| PROBLEM STATEMENT |
Pick out all lines in the listing holding the string "name" and copy them.

[Chart and figure data]

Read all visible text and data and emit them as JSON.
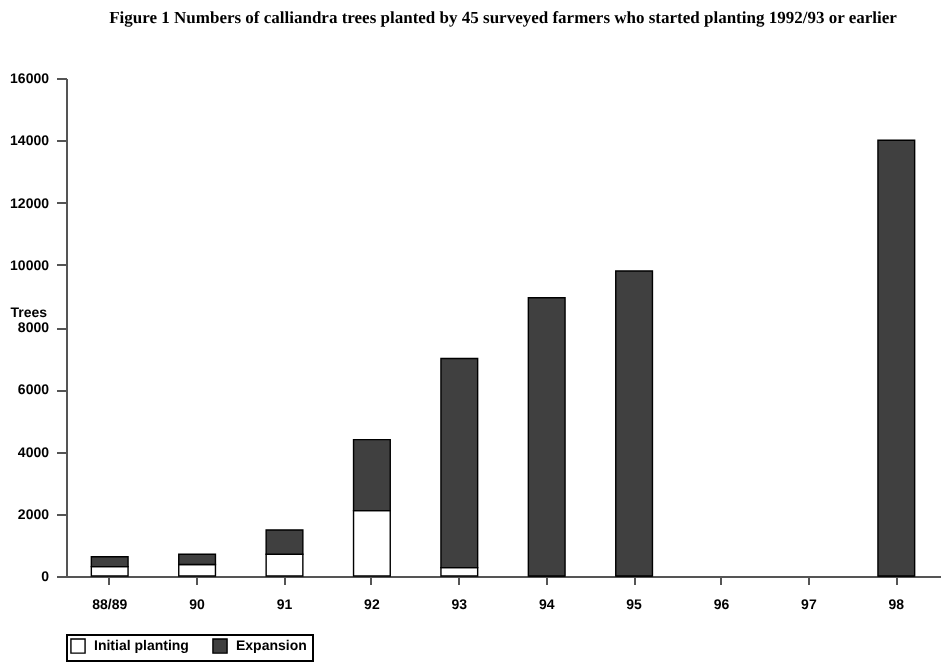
{
  "chart_data": {
    "type": "bar",
    "title": "Figure 1 Numbers of calliandra trees planted  by 45 surveyed farmers who started planting 1992/93 or earlier",
    "ylabel": "Trees",
    "categories": [
      "88/89",
      "90",
      "91",
      "92",
      "93",
      "94",
      "95",
      "96",
      "97",
      "98"
    ],
    "stacked": true,
    "legend": "bottom",
    "grid": false,
    "ylim": [
      0,
      16000
    ],
    "yticks": [
      0,
      2000,
      4000,
      6000,
      8000,
      10000,
      12000,
      14000,
      16000
    ],
    "series": [
      {
        "name": "Initial planting",
        "color": "#ffffff",
        "values": [
          300,
          370,
          700,
          2100,
          270,
          0,
          0,
          null,
          null,
          0
        ]
      },
      {
        "name": "Expansion",
        "color": "#404040",
        "values": [
          320,
          330,
          780,
          2280,
          6720,
          8940,
          9800,
          null,
          null,
          14000
        ]
      }
    ]
  }
}
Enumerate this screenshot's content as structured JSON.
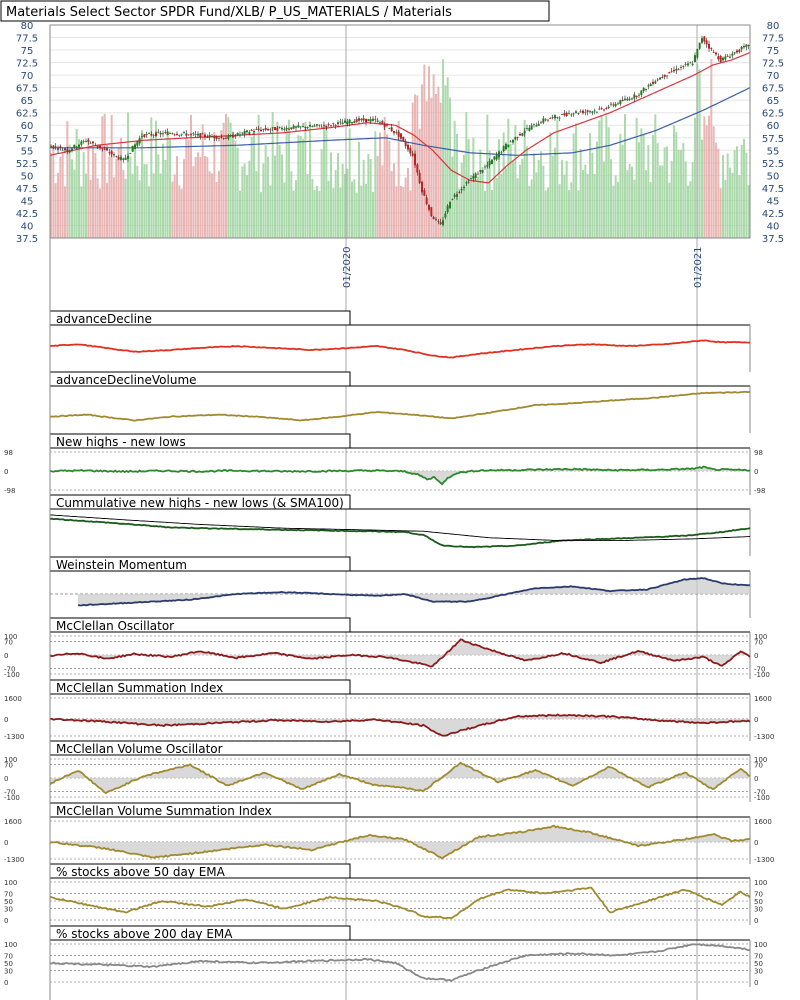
{
  "chart_title": "Materials Select Sector SPDR Fund/XLB/ P_US_MATERIALS / Materials",
  "colors": {
    "up_candle": "#1e7d1e",
    "down_candle": "#c0201f",
    "volume_up": "#9fd49f",
    "volume_down": "#e6aaaa",
    "sma50": "#d9363e",
    "sma200": "#3a5fa8",
    "grid": "#e5e5e5",
    "fill": "#cccccc"
  },
  "chart_data": [
    {
      "id": "price",
      "type": "candlestick",
      "ylim": [
        37.5,
        80
      ],
      "yticks": [
        "80",
        "77.5",
        "75",
        "72.5",
        "70",
        "67.5",
        "65",
        "62.5",
        "60",
        "57.5",
        "55",
        "52.5",
        "50",
        "47.5",
        "45",
        "42.5",
        "40",
        "37.5"
      ],
      "xticks": [
        "01/2020",
        "01/2021"
      ],
      "close_points": [
        [
          0,
          56
        ],
        [
          20,
          55
        ],
        [
          40,
          57
        ],
        [
          60,
          55
        ],
        [
          80,
          53
        ],
        [
          100,
          58
        ],
        [
          130,
          58.5
        ],
        [
          160,
          58
        ],
        [
          190,
          57.5
        ],
        [
          220,
          59
        ],
        [
          260,
          59.5
        ],
        [
          300,
          60
        ],
        [
          330,
          61
        ],
        [
          350,
          61
        ],
        [
          360,
          60
        ],
        [
          375,
          58
        ],
        [
          390,
          54
        ],
        [
          400,
          47
        ],
        [
          410,
          42
        ],
        [
          420,
          40
        ],
        [
          430,
          45
        ],
        [
          450,
          49
        ],
        [
          470,
          52
        ],
        [
          490,
          56
        ],
        [
          510,
          59
        ],
        [
          530,
          61
        ],
        [
          560,
          62.5
        ],
        [
          590,
          63
        ],
        [
          610,
          64.5
        ],
        [
          630,
          66
        ],
        [
          650,
          69
        ],
        [
          670,
          71
        ],
        [
          690,
          72.5
        ],
        [
          700,
          77.5
        ],
        [
          710,
          75
        ],
        [
          720,
          73
        ],
        [
          740,
          75
        ],
        [
          750,
          76
        ]
      ],
      "sma50_points": [
        [
          0,
          54
        ],
        [
          50,
          56
        ],
        [
          100,
          57
        ],
        [
          150,
          57.5
        ],
        [
          200,
          58
        ],
        [
          250,
          58.5
        ],
        [
          300,
          59.5
        ],
        [
          340,
          60.5
        ],
        [
          370,
          60
        ],
        [
          390,
          58
        ],
        [
          410,
          55
        ],
        [
          430,
          51
        ],
        [
          450,
          49
        ],
        [
          470,
          48.5
        ],
        [
          490,
          52
        ],
        [
          510,
          55
        ],
        [
          540,
          58.5
        ],
        [
          570,
          60.5
        ],
        [
          600,
          62.5
        ],
        [
          630,
          65
        ],
        [
          660,
          67.5
        ],
        [
          690,
          70
        ],
        [
          710,
          72
        ],
        [
          730,
          73
        ],
        [
          750,
          74.5
        ]
      ],
      "sma200_points": [
        [
          0,
          55.5
        ],
        [
          100,
          55.5
        ],
        [
          200,
          56
        ],
        [
          300,
          57
        ],
        [
          360,
          57.5
        ],
        [
          400,
          56
        ],
        [
          450,
          54.5
        ],
        [
          500,
          54
        ],
        [
          560,
          54.5
        ],
        [
          600,
          56
        ],
        [
          650,
          59
        ],
        [
          700,
          63
        ],
        [
          750,
          67.5
        ]
      ]
    },
    {
      "id": "advanceDecline",
      "type": "line",
      "title": "advanceDecline",
      "color": "#e03020",
      "points": [
        [
          0,
          0.55
        ],
        [
          30,
          0.6
        ],
        [
          60,
          0.5
        ],
        [
          90,
          0.4
        ],
        [
          130,
          0.45
        ],
        [
          160,
          0.5
        ],
        [
          200,
          0.55
        ],
        [
          240,
          0.5
        ],
        [
          280,
          0.45
        ],
        [
          320,
          0.5
        ],
        [
          350,
          0.55
        ],
        [
          380,
          0.45
        ],
        [
          410,
          0.3
        ],
        [
          430,
          0.25
        ],
        [
          460,
          0.35
        ],
        [
          500,
          0.45
        ],
        [
          540,
          0.55
        ],
        [
          580,
          0.6
        ],
        [
          620,
          0.55
        ],
        [
          660,
          0.6
        ],
        [
          700,
          0.7
        ],
        [
          720,
          0.65
        ],
        [
          750,
          0.65
        ]
      ]
    },
    {
      "id": "advanceDeclineVolume",
      "type": "line",
      "title": "advanceDeclineVolume",
      "color": "#a08a30",
      "points": [
        [
          0,
          0.3
        ],
        [
          40,
          0.35
        ],
        [
          90,
          0.2
        ],
        [
          130,
          0.3
        ],
        [
          180,
          0.35
        ],
        [
          220,
          0.3
        ],
        [
          270,
          0.2
        ],
        [
          310,
          0.3
        ],
        [
          350,
          0.42
        ],
        [
          390,
          0.35
        ],
        [
          430,
          0.25
        ],
        [
          470,
          0.4
        ],
        [
          520,
          0.6
        ],
        [
          560,
          0.65
        ],
        [
          600,
          0.72
        ],
        [
          650,
          0.8
        ],
        [
          700,
          0.92
        ],
        [
          750,
          0.95
        ]
      ]
    },
    {
      "id": "newHighsLows",
      "type": "line",
      "title": "New highs - new lows",
      "color": "#2a8a2a",
      "yticks": [
        "98",
        "0",
        "-98"
      ],
      "ylim": [
        -98,
        98
      ],
      "baseline": 0,
      "fill_negative": true,
      "points": [
        [
          0,
          0
        ],
        [
          40,
          2
        ],
        [
          80,
          -3
        ],
        [
          120,
          1
        ],
        [
          160,
          -2
        ],
        [
          200,
          2
        ],
        [
          250,
          -2
        ],
        [
          300,
          0
        ],
        [
          350,
          2
        ],
        [
          380,
          -2
        ],
        [
          395,
          -20
        ],
        [
          405,
          -45
        ],
        [
          412,
          -30
        ],
        [
          420,
          -70
        ],
        [
          425,
          -40
        ],
        [
          435,
          -10
        ],
        [
          460,
          3
        ],
        [
          500,
          5
        ],
        [
          560,
          10
        ],
        [
          600,
          4
        ],
        [
          650,
          6
        ],
        [
          690,
          12
        ],
        [
          700,
          20
        ],
        [
          710,
          8
        ],
        [
          740,
          5
        ],
        [
          750,
          4
        ]
      ]
    },
    {
      "id": "cumulativeHighsLows",
      "type": "line",
      "title": "Cummulative new highs - new lows (& SMA100)",
      "color": "#1a5a1a",
      "sma_color": "#000000",
      "points": [
        [
          0,
          0.85
        ],
        [
          60,
          0.75
        ],
        [
          130,
          0.62
        ],
        [
          200,
          0.58
        ],
        [
          270,
          0.55
        ],
        [
          340,
          0.52
        ],
        [
          380,
          0.5
        ],
        [
          400,
          0.42
        ],
        [
          420,
          0.15
        ],
        [
          450,
          0.1
        ],
        [
          500,
          0.14
        ],
        [
          550,
          0.28
        ],
        [
          620,
          0.34
        ],
        [
          680,
          0.4
        ],
        [
          720,
          0.5
        ],
        [
          750,
          0.6
        ]
      ],
      "sma_points": [
        [
          0,
          0.95
        ],
        [
          80,
          0.82
        ],
        [
          160,
          0.7
        ],
        [
          250,
          0.6
        ],
        [
          330,
          0.56
        ],
        [
          400,
          0.52
        ],
        [
          470,
          0.35
        ],
        [
          540,
          0.28
        ],
        [
          620,
          0.28
        ],
        [
          690,
          0.32
        ],
        [
          750,
          0.38
        ]
      ]
    },
    {
      "id": "weinsteinMomentum",
      "type": "line",
      "title": "Weinstein Momentum",
      "color": "#2a3a6a",
      "fill_above_baseline": true,
      "baseline_frac": 0.5,
      "points": [
        [
          30,
          0.2
        ],
        [
          70,
          0.25
        ],
        [
          110,
          0.3
        ],
        [
          150,
          0.35
        ],
        [
          200,
          0.5
        ],
        [
          250,
          0.55
        ],
        [
          300,
          0.5
        ],
        [
          350,
          0.45
        ],
        [
          380,
          0.5
        ],
        [
          410,
          0.3
        ],
        [
          450,
          0.3
        ],
        [
          490,
          0.5
        ],
        [
          520,
          0.65
        ],
        [
          560,
          0.7
        ],
        [
          600,
          0.58
        ],
        [
          640,
          0.62
        ],
        [
          680,
          0.88
        ],
        [
          700,
          0.92
        ],
        [
          720,
          0.78
        ],
        [
          750,
          0.72
        ]
      ]
    },
    {
      "id": "mcclellanOscillator",
      "type": "line",
      "title": "McClellan Oscillator",
      "color": "#8b1a1a",
      "yticks": [
        "100",
        "70",
        "0",
        "-70",
        "-100"
      ],
      "ylim": [
        -100,
        100
      ],
      "fill_baseline": true,
      "points": [
        [
          0,
          -5
        ],
        [
          30,
          10
        ],
        [
          60,
          -20
        ],
        [
          90,
          5
        ],
        [
          130,
          -10
        ],
        [
          160,
          20
        ],
        [
          200,
          -15
        ],
        [
          240,
          10
        ],
        [
          280,
          -20
        ],
        [
          320,
          0
        ],
        [
          360,
          -10
        ],
        [
          390,
          -40
        ],
        [
          410,
          -60
        ],
        [
          440,
          80
        ],
        [
          470,
          30
        ],
        [
          510,
          -30
        ],
        [
          550,
          10
        ],
        [
          590,
          -40
        ],
        [
          630,
          20
        ],
        [
          670,
          -30
        ],
        [
          700,
          -10
        ],
        [
          720,
          -60
        ],
        [
          740,
          20
        ],
        [
          750,
          -10
        ]
      ]
    },
    {
      "id": "mcclellanSummation",
      "type": "line",
      "title": "McClellan Summation Index",
      "color": "#8b1a1a",
      "yticks": [
        "1600",
        "0",
        "-1300"
      ],
      "ylim": [
        -1300,
        1600
      ],
      "fill_baseline": true,
      "points": [
        [
          0,
          0
        ],
        [
          60,
          -200
        ],
        [
          120,
          -500
        ],
        [
          180,
          -300
        ],
        [
          240,
          -100
        ],
        [
          300,
          -200
        ],
        [
          350,
          -50
        ],
        [
          400,
          -500
        ],
        [
          420,
          -1300
        ],
        [
          450,
          -700
        ],
        [
          500,
          200
        ],
        [
          550,
          300
        ],
        [
          600,
          200
        ],
        [
          650,
          -100
        ],
        [
          700,
          -300
        ],
        [
          730,
          -200
        ],
        [
          750,
          -150
        ]
      ]
    },
    {
      "id": "mcclellanVolumeOscillator",
      "type": "line",
      "title": "McClellan Volume Oscillator",
      "color": "#a08a30",
      "yticks": [
        "100",
        "70",
        "0",
        "-70",
        "-100"
      ],
      "ylim": [
        -100,
        100
      ],
      "fill_baseline": true,
      "points": [
        [
          0,
          -30
        ],
        [
          30,
          40
        ],
        [
          60,
          -80
        ],
        [
          100,
          10
        ],
        [
          150,
          70
        ],
        [
          190,
          -40
        ],
        [
          230,
          30
        ],
        [
          270,
          -60
        ],
        [
          310,
          20
        ],
        [
          350,
          -40
        ],
        [
          380,
          -50
        ],
        [
          400,
          -70
        ],
        [
          440,
          80
        ],
        [
          480,
          -20
        ],
        [
          520,
          40
        ],
        [
          560,
          -40
        ],
        [
          600,
          60
        ],
        [
          640,
          -50
        ],
        [
          680,
          30
        ],
        [
          710,
          -60
        ],
        [
          740,
          50
        ],
        [
          750,
          10
        ]
      ]
    },
    {
      "id": "mcclellanVolumeSummation",
      "type": "line",
      "title": "McClellan Volume Summation Index",
      "color": "#a08a30",
      "yticks": [
        "1600",
        "0",
        "-1300"
      ],
      "ylim": [
        -1300,
        1600
      ],
      "fill_baseline": true,
      "points": [
        [
          0,
          0
        ],
        [
          60,
          -500
        ],
        [
          110,
          -1200
        ],
        [
          160,
          -800
        ],
        [
          230,
          -200
        ],
        [
          280,
          -600
        ],
        [
          340,
          500
        ],
        [
          380,
          200
        ],
        [
          420,
          -1200
        ],
        [
          460,
          400
        ],
        [
          500,
          700
        ],
        [
          540,
          1200
        ],
        [
          580,
          700
        ],
        [
          630,
          -300
        ],
        [
          680,
          200
        ],
        [
          710,
          600
        ],
        [
          730,
          100
        ],
        [
          750,
          200
        ]
      ]
    },
    {
      "id": "pctAbove50",
      "type": "line",
      "title": "% stocks above 50 day EMA",
      "color": "#a08a30",
      "yticks": [
        "100",
        "70",
        "50",
        "30",
        "0"
      ],
      "ylim": [
        0,
        100
      ],
      "points": [
        [
          0,
          60
        ],
        [
          40,
          40
        ],
        [
          80,
          20
        ],
        [
          120,
          50
        ],
        [
          170,
          35
        ],
        [
          210,
          55
        ],
        [
          250,
          30
        ],
        [
          300,
          60
        ],
        [
          350,
          50
        ],
        [
          380,
          30
        ],
        [
          400,
          10
        ],
        [
          430,
          5
        ],
        [
          460,
          55
        ],
        [
          490,
          80
        ],
        [
          530,
          70
        ],
        [
          580,
          85
        ],
        [
          600,
          20
        ],
        [
          640,
          50
        ],
        [
          680,
          80
        ],
        [
          700,
          60
        ],
        [
          720,
          40
        ],
        [
          740,
          75
        ],
        [
          750,
          60
        ]
      ]
    },
    {
      "id": "pctAbove200",
      "type": "line",
      "title": "% stocks above 200 day EMA",
      "color": "#888888",
      "yticks": [
        "100",
        "70",
        "50",
        "30",
        "0"
      ],
      "ylim": [
        0,
        100
      ],
      "points": [
        [
          0,
          50
        ],
        [
          60,
          45
        ],
        [
          110,
          40
        ],
        [
          160,
          55
        ],
        [
          220,
          50
        ],
        [
          280,
          55
        ],
        [
          340,
          60
        ],
        [
          370,
          50
        ],
        [
          400,
          10
        ],
        [
          430,
          5
        ],
        [
          470,
          40
        ],
        [
          510,
          70
        ],
        [
          560,
          75
        ],
        [
          610,
          70
        ],
        [
          650,
          80
        ],
        [
          690,
          100
        ],
        [
          720,
          95
        ],
        [
          750,
          85
        ]
      ]
    }
  ]
}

| WRITTEN REPLY |
        "name": "Initial planting",
        "name": "Expansion",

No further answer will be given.